Task to complete:
Look over the entries that follow and work out how many lines contain "района". State the number only.
## start Data shown
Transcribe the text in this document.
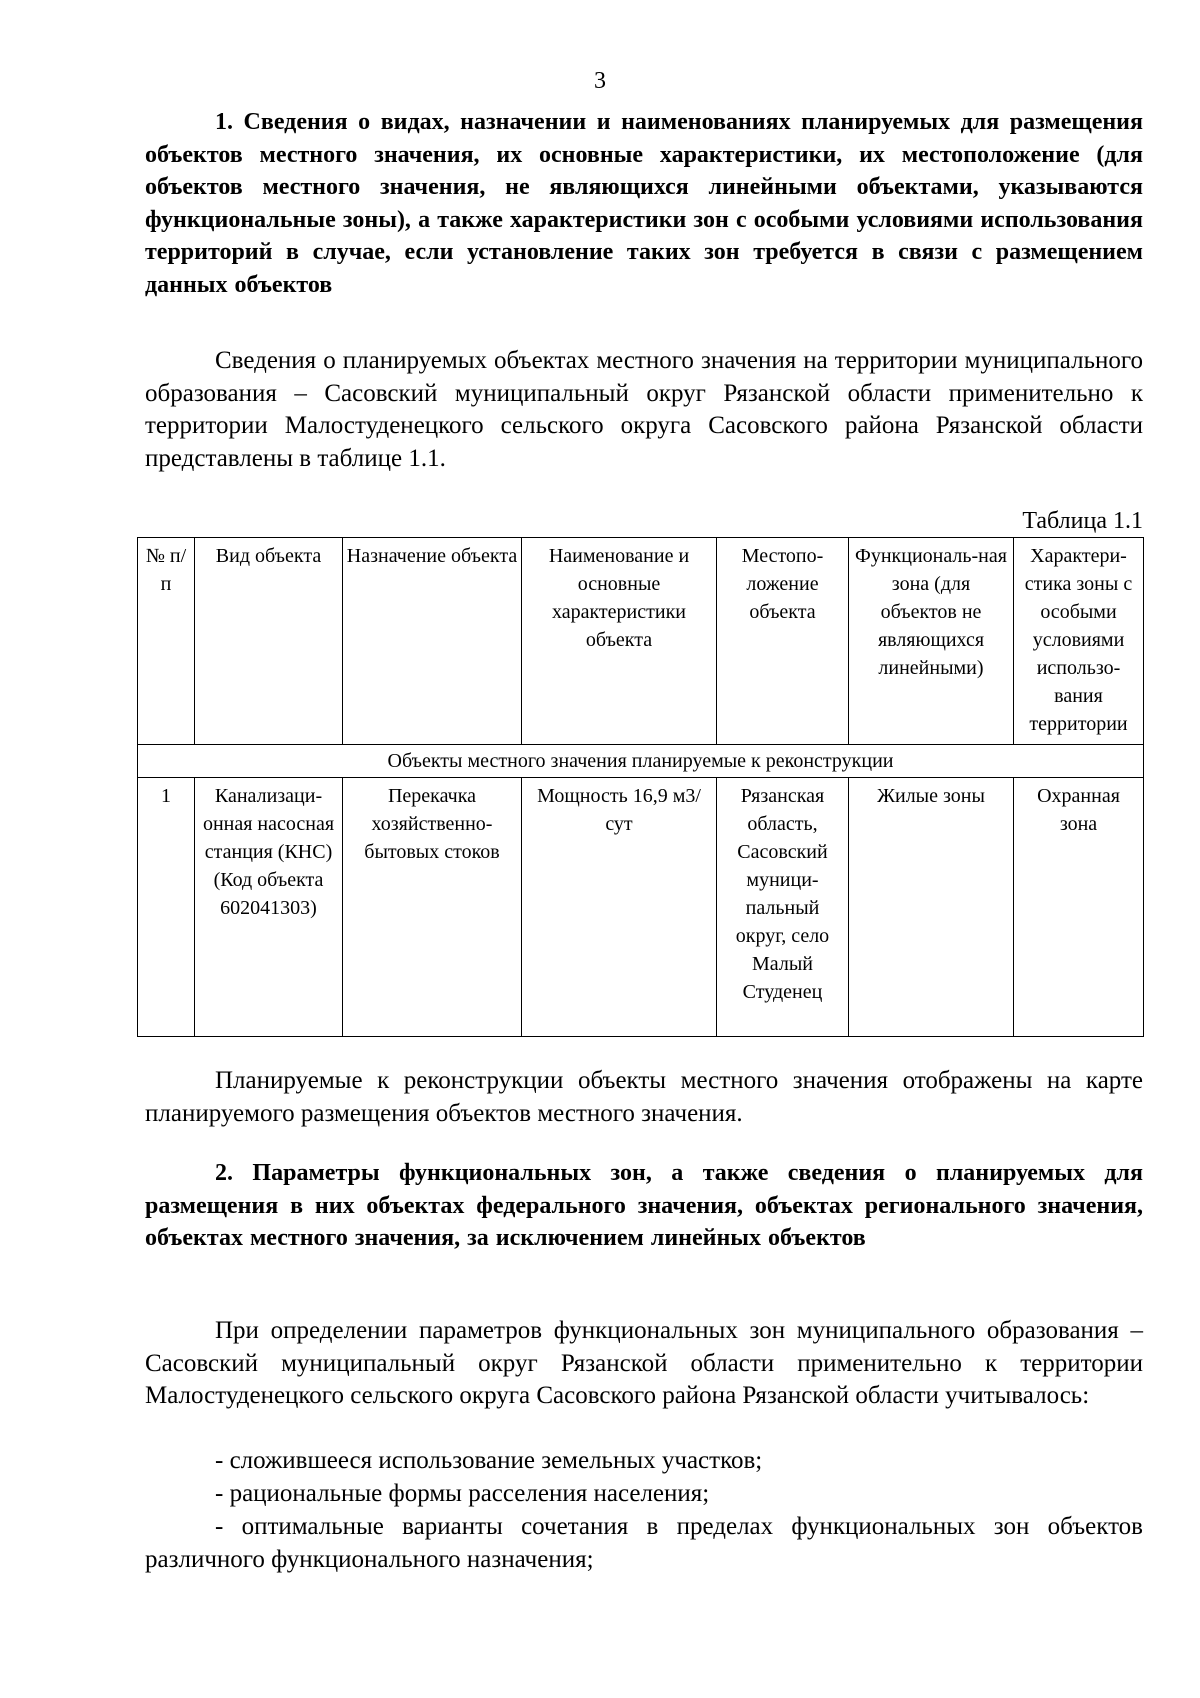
3
1. Сведения о видах, назначении и наименованиях планируемых для размещения объектов местного значения, их основные характеристики, их местоположение (для объектов местного значения, не являющихся линейными объектами, указываются функциональные зоны), а также характеристики зон с особыми условиями использования территорий в случае, если установление таких зон требуется в связи с размещением данных объектов
Сведения о планируемых объектах местного значения на территории муниципального образования – Сасовский муниципальный округ Рязанской области применительно к территории Малостуденецкого сельского округа Сасовского района Рязанской области представлены в таблице 1.1.
Таблица 1.1
№ п/п	Вид объекта	Назначение объекта	Наименование и основные характеристики объекта	Местопо-ложение объекта	Функциональ-ная зона (для объектов не являющихся линейными)	Характери-стика зоны с особыми условиями использо-вания территории
Объекты местного значения планируемые к реконструкции						
1	Канализаци-онная насосная станция (КНС) (Код объекта 602041303)	Перекачка хозяйственно-бытовых стоков	Мощность 16,9 м3/сут	Рязанская область, Сасовский муници-пальный округ, село Малый Студенец	Жилые зоны	Охранная зона
Планируемые к реконструкции объекты местного значения отображены на карте планируемого размещения объектов местного значения.
2. Параметры функциональных зон, а также сведения о планируемых для размещения в них объектах федерального значения, объектах регионального значения, объектах местного значения, за исключением линейных объектов
При определении параметров функциональных зон муниципального образования – Сасовский муниципальный округ Рязанской области применительно к территории Малостуденецкого сельского округа Сасовского района Рязанской области учитывалось:
- сложившееся использование земельных участков;
- рациональные формы расселения населения;
- оптимальные варианты сочетания в пределах функциональных зон объектов различного функционального назначения;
## end Data shown
The answer:
2